- **What to produce**
The entries below are to be repeated exactly as they stand.

====

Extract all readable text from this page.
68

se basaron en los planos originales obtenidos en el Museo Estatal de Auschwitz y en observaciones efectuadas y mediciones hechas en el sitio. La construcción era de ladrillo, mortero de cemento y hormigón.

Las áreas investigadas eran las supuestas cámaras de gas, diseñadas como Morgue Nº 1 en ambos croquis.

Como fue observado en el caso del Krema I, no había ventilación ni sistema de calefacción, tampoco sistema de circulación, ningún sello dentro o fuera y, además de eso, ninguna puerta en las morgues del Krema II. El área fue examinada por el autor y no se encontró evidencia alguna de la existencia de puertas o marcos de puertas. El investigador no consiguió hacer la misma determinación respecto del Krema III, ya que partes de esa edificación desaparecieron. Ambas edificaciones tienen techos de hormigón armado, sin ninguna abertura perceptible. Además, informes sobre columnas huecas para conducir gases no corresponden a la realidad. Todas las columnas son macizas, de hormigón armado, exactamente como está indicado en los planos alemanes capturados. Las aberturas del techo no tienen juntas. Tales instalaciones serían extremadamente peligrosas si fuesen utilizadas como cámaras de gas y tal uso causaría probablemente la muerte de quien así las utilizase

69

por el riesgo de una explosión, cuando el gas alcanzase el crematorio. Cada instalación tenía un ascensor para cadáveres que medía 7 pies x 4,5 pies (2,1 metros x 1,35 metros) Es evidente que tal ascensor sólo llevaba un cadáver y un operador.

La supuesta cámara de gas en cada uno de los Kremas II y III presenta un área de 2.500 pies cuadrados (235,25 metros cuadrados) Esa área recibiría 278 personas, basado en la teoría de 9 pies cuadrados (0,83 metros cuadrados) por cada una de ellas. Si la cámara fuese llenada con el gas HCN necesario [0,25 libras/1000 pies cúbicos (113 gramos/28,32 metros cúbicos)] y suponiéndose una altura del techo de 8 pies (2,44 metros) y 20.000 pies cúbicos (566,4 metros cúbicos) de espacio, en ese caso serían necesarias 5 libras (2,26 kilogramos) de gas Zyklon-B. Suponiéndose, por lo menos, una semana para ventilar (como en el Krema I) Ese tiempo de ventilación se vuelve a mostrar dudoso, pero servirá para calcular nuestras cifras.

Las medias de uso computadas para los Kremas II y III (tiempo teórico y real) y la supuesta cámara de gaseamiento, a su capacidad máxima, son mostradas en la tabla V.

====

- **Exercise response**
Extract all readable text from this page.
68

se basaron en los planos originales obtenidos en el Museo Estatal de Auschwitz y en observaciones efectuadas y mediciones hechas en el sitio. La construcción era de ladrillo, mortero de cemento y hormigón.

Las áreas investigadas eran las supuestas cámaras de gas, diseñadas como Morgue Nº 1 en ambos croquis.

Como fue observado en el caso del Krema I, no había ventilación ni sistema de calefacción, tampoco sistema de circulación, ningún sello dentro o fuera y, además de eso, ninguna puerta en las morgues del Krema II. El área fue examinada por el autor y no se encontró evidencia alguna de la existencia de puertas o marcos de puertas. El investigador no consiguió hacer la misma determinación respecto del Krema III, ya que partes de esa edificación desaparecieron. Ambas edificaciones tienen techos de hormigón armado, sin ninguna abertura perceptible. Además, informes sobre columnas huecas para conducir gases no corresponden a la realidad. Todas las columnas son macizas, de hormigón armado, exactamente como está indicado en los planos alemanes capturados. Las aberturas del techo no tienen juntas. Tales instalaciones serían extremadamente peligrosas si fuesen utilizadas como cámaras de gas y tal uso causaría probablemente la muerte de quien así las utilizase

69

por el riesgo de una explosión, cuando el gas alcanzase el crematorio. Cada instalación tenía un ascensor para cadáveres que medía 7 pies x 4,5 pies (2,1 metros x 1,35 metros) Es evidente que tal ascensor sólo llevaba un cadáver y un operador.

La supuesta cámara de gas en cada uno de los Kremas II y III presenta un área de 2.500 pies cuadrados (235,25 metros cuadrados) Esa área recibiría 278 personas, basado en la teoría de 9 pies cuadrados (0,83 metros cuadrados) por cada una de ellas. Si la cámara fuese llenada con el gas HCN necesario [0,25 libras/1000 pies cúbicos (113 gramos/28,32 metros cúbicos)] y suponiéndose una altura del techo de 8 pies (2,44 metros) y 20.000 pies cúbicos (566,4 metros cúbicos) de espacio, en ese caso serían necesarias 5 libras (2,26 kilogramos) de gas Zyklon-B. Suponiéndose, por lo menos, una semana para ventilar (como en el Krema I) Ese tiempo de ventilación se vuelve a mostrar dudoso, pero servirá para calcular nuestras cifras.

Las medias de uso computadas para los Kremas II y III (tiempo teórico y real) y la supuesta cámara de gaseamiento, a su capacidad máxima, son mostradas en la tabla V.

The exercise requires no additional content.